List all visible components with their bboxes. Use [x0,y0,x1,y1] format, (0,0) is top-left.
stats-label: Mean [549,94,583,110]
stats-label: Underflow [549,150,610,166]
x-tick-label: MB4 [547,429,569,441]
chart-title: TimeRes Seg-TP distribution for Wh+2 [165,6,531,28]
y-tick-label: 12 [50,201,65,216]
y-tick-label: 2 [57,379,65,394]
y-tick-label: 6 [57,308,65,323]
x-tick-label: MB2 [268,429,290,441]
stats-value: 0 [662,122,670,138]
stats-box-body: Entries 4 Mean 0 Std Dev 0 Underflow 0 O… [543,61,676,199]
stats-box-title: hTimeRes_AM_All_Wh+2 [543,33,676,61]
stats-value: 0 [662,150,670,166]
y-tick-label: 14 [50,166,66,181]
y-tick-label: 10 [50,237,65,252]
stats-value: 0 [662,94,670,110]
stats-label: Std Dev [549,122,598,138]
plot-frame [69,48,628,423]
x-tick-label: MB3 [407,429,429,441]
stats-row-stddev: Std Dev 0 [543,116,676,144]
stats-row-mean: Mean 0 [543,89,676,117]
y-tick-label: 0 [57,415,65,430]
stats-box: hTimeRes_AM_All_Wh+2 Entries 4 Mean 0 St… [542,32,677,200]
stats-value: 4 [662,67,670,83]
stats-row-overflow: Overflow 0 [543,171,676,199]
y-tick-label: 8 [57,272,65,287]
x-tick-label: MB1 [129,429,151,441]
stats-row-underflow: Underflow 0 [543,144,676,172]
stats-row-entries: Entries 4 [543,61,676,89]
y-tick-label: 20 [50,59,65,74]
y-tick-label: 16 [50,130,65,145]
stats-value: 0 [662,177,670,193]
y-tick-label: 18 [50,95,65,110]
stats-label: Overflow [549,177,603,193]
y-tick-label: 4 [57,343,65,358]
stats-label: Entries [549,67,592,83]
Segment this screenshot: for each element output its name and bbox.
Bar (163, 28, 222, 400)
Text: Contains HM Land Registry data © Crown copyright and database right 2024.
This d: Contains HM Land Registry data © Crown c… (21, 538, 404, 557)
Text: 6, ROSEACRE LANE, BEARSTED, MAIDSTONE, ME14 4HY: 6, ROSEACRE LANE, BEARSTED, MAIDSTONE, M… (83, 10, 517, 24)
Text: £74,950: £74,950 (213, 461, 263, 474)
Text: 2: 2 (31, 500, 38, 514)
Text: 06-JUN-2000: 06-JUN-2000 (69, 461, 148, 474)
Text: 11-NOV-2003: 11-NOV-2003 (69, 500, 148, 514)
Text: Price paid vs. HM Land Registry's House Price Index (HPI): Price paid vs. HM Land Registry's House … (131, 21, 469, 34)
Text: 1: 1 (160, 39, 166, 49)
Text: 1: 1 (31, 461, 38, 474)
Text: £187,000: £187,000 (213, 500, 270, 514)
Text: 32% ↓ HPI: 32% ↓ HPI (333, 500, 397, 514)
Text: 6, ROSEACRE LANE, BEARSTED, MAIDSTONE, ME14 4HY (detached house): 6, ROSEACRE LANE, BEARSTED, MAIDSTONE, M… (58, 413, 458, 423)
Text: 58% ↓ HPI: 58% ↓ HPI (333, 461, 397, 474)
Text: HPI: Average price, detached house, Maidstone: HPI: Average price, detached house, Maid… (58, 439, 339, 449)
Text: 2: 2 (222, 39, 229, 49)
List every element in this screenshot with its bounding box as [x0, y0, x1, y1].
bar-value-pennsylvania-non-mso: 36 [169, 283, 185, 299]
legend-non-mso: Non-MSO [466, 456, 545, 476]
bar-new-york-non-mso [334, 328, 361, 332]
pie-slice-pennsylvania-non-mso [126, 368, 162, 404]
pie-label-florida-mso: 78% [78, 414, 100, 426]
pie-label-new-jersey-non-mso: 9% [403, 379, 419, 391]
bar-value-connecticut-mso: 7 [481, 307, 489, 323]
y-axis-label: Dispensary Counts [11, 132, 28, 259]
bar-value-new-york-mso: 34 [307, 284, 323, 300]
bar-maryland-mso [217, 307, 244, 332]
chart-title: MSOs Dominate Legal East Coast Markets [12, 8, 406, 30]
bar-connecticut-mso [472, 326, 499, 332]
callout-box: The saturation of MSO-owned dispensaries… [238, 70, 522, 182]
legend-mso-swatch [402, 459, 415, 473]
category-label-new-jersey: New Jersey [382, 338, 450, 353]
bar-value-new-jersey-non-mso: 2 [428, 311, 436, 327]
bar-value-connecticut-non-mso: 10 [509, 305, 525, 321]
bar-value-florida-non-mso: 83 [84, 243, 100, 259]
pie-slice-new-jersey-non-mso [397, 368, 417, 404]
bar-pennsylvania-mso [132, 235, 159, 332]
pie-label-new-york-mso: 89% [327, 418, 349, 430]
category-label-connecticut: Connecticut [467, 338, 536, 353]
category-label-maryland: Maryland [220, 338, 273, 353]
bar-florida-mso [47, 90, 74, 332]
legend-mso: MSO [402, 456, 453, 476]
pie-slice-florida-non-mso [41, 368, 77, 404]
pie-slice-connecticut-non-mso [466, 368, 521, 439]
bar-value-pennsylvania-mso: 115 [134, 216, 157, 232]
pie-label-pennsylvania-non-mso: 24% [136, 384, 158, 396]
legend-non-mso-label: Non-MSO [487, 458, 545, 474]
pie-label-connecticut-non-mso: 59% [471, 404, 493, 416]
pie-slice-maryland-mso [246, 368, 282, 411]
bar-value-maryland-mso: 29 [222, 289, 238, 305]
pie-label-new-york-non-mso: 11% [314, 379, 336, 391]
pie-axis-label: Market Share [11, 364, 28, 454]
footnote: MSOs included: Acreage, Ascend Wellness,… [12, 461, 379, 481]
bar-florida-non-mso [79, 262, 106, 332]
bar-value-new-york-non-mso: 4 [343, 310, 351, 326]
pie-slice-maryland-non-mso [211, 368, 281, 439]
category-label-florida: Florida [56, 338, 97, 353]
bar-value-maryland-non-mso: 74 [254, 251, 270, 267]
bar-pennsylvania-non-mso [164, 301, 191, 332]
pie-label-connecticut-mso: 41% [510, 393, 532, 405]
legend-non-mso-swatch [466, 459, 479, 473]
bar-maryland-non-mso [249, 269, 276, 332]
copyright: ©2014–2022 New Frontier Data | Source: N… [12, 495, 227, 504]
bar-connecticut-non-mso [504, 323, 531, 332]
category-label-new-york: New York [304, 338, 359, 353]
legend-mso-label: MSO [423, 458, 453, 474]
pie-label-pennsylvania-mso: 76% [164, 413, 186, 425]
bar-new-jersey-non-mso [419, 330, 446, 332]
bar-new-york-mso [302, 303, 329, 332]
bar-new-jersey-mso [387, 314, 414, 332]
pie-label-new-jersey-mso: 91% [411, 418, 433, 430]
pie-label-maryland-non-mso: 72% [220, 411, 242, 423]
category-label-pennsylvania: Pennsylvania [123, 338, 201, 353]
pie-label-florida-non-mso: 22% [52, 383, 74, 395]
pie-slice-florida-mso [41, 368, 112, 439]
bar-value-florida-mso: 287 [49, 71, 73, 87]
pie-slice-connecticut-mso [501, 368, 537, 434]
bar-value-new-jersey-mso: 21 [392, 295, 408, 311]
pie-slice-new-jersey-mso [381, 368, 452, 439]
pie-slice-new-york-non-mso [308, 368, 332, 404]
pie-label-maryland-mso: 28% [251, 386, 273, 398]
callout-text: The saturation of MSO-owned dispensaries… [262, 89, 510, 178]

────────

* _Stated problem_:
Write out all of the records above again, replacing "stats-value" with "stats-number" everywhere it occurs and leaving everything else unchanged.

* _Written reply_:
List all visible components with their bboxes. Use [x0,y0,x1,y1] format, (0,0) is top-left.
stats-label: Mean [549,94,583,110]
stats-label: Underflow [549,150,610,166]
x-tick-label: MB4 [547,429,569,441]
chart-title: TimeRes Seg-TP distribution for Wh+2 [165,6,531,28]
y-tick-label: 12 [50,201,65,216]
y-tick-label: 2 [57,379,65,394]
y-tick-label: 6 [57,308,65,323]
x-tick-label: MB2 [268,429,290,441]
stats-number: 0 [662,122,670,138]
stats-box-body: Entries 4 Mean 0 Std Dev 0 Underflow 0 O… [543,61,676,199]
stats-box-title: hTimeRes_AM_All_Wh+2 [543,33,676,61]
stats-number: 0 [662,150,670,166]
y-tick-label: 14 [50,166,66,181]
y-tick-label: 10 [50,237,65,252]
stats-number: 0 [662,94,670,110]
stats-label: Std Dev [549,122,598,138]
plot-frame [69,48,628,423]
x-tick-label: MB3 [407,429,429,441]
stats-row-stddev: Std Dev 0 [543,116,676,144]
stats-row-mean: Mean 0 [543,89,676,117]
y-tick-label: 0 [57,415,65,430]
stats-box: hTimeRes_AM_All_Wh+2 Entries 4 Mean 0 St… [542,32,677,200]
stats-number: 4 [662,67,670,83]
stats-row-overflow: Overflow 0 [543,171,676,199]
y-tick-label: 8 [57,272,65,287]
x-tick-label: MB1 [129,429,151,441]
stats-row-underflow: Underflow 0 [543,144,676,172]
stats-row-entries: Entries 4 [543,61,676,89]
y-tick-label: 20 [50,59,65,74]
y-tick-label: 16 [50,130,65,145]
stats-number: 0 [662,177,670,193]
y-tick-label: 18 [50,95,65,110]
stats-label: Overflow [549,177,603,193]
y-tick-label: 4 [57,343,65,358]
stats-label: Entries [549,67,592,83]
Segment this screenshot: for each element output its name and bbox.
Bar (163, 28, 222, 400)
Text: Contains HM Land Registry data © Crown copyright and database right 2024.
This d: Contains HM Land Registry data © Crown c… (21, 538, 404, 557)
Text: 6, ROSEACRE LANE, BEARSTED, MAIDSTONE, ME14 4HY: 6, ROSEACRE LANE, BEARSTED, MAIDSTONE, M… (83, 10, 517, 24)
Text: £74,950: £74,950 (213, 461, 263, 474)
Text: 2: 2 (31, 500, 38, 514)
Text: 06-JUN-2000: 06-JUN-2000 (69, 461, 148, 474)
Text: 11-NOV-2003: 11-NOV-2003 (69, 500, 148, 514)
Text: Price paid vs. HM Land Registry's House Price Index (HPI): Price paid vs. HM Land Registry's House … (131, 21, 469, 34)
Text: 1: 1 (160, 39, 166, 49)
Text: 1: 1 (31, 461, 38, 474)
Text: £187,000: £187,000 (213, 500, 270, 514)
Text: 32% ↓ HPI: 32% ↓ HPI (333, 500, 397, 514)
Text: 6, ROSEACRE LANE, BEARSTED, MAIDSTONE, ME14 4HY (detached house): 6, ROSEACRE LANE, BEARSTED, MAIDSTONE, M… (58, 413, 458, 423)
Text: 58% ↓ HPI: 58% ↓ HPI (333, 461, 397, 474)
Text: HPI: Average price, detached house, Maidstone: HPI: Average price, detached house, Maid… (58, 439, 339, 449)
Text: 2: 2 (222, 39, 229, 49)
List every element in this screenshot with its bounding box as [x0, y0, x1, y1].
bar-value-pennsylvania-non-mso: 36 [169, 283, 185, 299]
legend-non-mso: Non-MSO [466, 456, 545, 476]
bar-new-york-non-mso [334, 328, 361, 332]
pie-slice-pennsylvania-non-mso [126, 368, 162, 404]
pie-label-florida-mso: 78% [78, 414, 100, 426]
pie-label-new-jersey-non-mso: 9% [403, 379, 419, 391]
bar-value-connecticut-mso: 7 [481, 307, 489, 323]
y-axis-label: Dispensary Counts [11, 132, 28, 259]
bar-value-new-york-mso: 34 [307, 284, 323, 300]
bar-maryland-mso [217, 307, 244, 332]
chart-title: MSOs Dominate Legal East Coast Markets [12, 8, 406, 30]
bar-connecticut-mso [472, 326, 499, 332]
callout-box: The saturation of MSO-owned dispensaries… [238, 70, 522, 182]
legend-mso-swatch [402, 459, 415, 473]
category-label-new-jersey: New Jersey [382, 338, 450, 353]
bar-value-new-jersey-non-mso: 2 [428, 311, 436, 327]
bar-value-connecticut-non-mso: 10 [509, 305, 525, 321]
bar-value-florida-non-mso: 83 [84, 243, 100, 259]
pie-slice-new-jersey-non-mso [397, 368, 417, 404]
bar-pennsylvania-mso [132, 235, 159, 332]
pie-label-new-york-mso: 89% [327, 418, 349, 430]
category-label-connecticut: Connecticut [467, 338, 536, 353]
category-label-maryland: Maryland [220, 338, 273, 353]
bar-florida-mso [47, 90, 74, 332]
legend-mso: MSO [402, 456, 453, 476]
pie-slice-florida-non-mso [41, 368, 77, 404]
pie-slice-connecticut-non-mso [466, 368, 521, 439]
bar-value-pennsylvania-mso: 115 [134, 216, 157, 232]
pie-label-pennsylvania-non-mso: 24% [136, 384, 158, 396]
legend-non-mso-label: Non-MSO [487, 458, 545, 474]
pie-label-connecticut-non-mso: 59% [471, 404, 493, 416]
pie-slice-maryland-mso [246, 368, 282, 411]
bar-value-maryland-mso: 29 [222, 289, 238, 305]
pie-label-new-york-non-mso: 11% [314, 379, 336, 391]
pie-axis-label: Market Share [11, 364, 28, 454]
footnote: MSOs included: Acreage, Ascend Wellness,… [12, 461, 379, 481]
bar-florida-non-mso [79, 262, 106, 332]
bar-value-new-york-non-mso: 4 [343, 310, 351, 326]
pie-slice-maryland-non-mso [211, 368, 281, 439]
category-label-florida: Florida [56, 338, 97, 353]
bar-value-maryland-non-mso: 74 [254, 251, 270, 267]
bar-pennsylvania-non-mso [164, 301, 191, 332]
pie-label-connecticut-mso: 41% [510, 393, 532, 405]
legend-non-mso-swatch [466, 459, 479, 473]
bar-maryland-non-mso [249, 269, 276, 332]
copyright: ©2014–2022 New Frontier Data | Source: N… [12, 495, 227, 504]
bar-connecticut-non-mso [504, 323, 531, 332]
category-label-new-york: New York [304, 338, 359, 353]
legend-mso-label: MSO [423, 458, 453, 474]
pie-label-pennsylvania-mso: 76% [164, 413, 186, 425]
bar-new-jersey-non-mso [419, 330, 446, 332]
bar-new-york-mso [302, 303, 329, 332]
bar-new-jersey-mso [387, 314, 414, 332]
pie-label-new-jersey-mso: 91% [411, 418, 433, 430]
pie-label-maryland-non-mso: 72% [220, 411, 242, 423]
category-label-pennsylvania: Pennsylvania [123, 338, 201, 353]
pie-label-florida-non-mso: 22% [52, 383, 74, 395]
pie-slice-florida-mso [41, 368, 112, 439]
bar-value-florida-mso: 287 [49, 71, 73, 87]
pie-slice-connecticut-mso [501, 368, 537, 434]
bar-value-new-jersey-mso: 21 [392, 295, 408, 311]
pie-slice-new-jersey-mso [381, 368, 452, 439]
pie-slice-new-york-non-mso [308, 368, 332, 404]
pie-label-maryland-mso: 28% [251, 386, 273, 398]
callout-text: The saturation of MSO-owned dispensaries… [262, 89, 510, 178]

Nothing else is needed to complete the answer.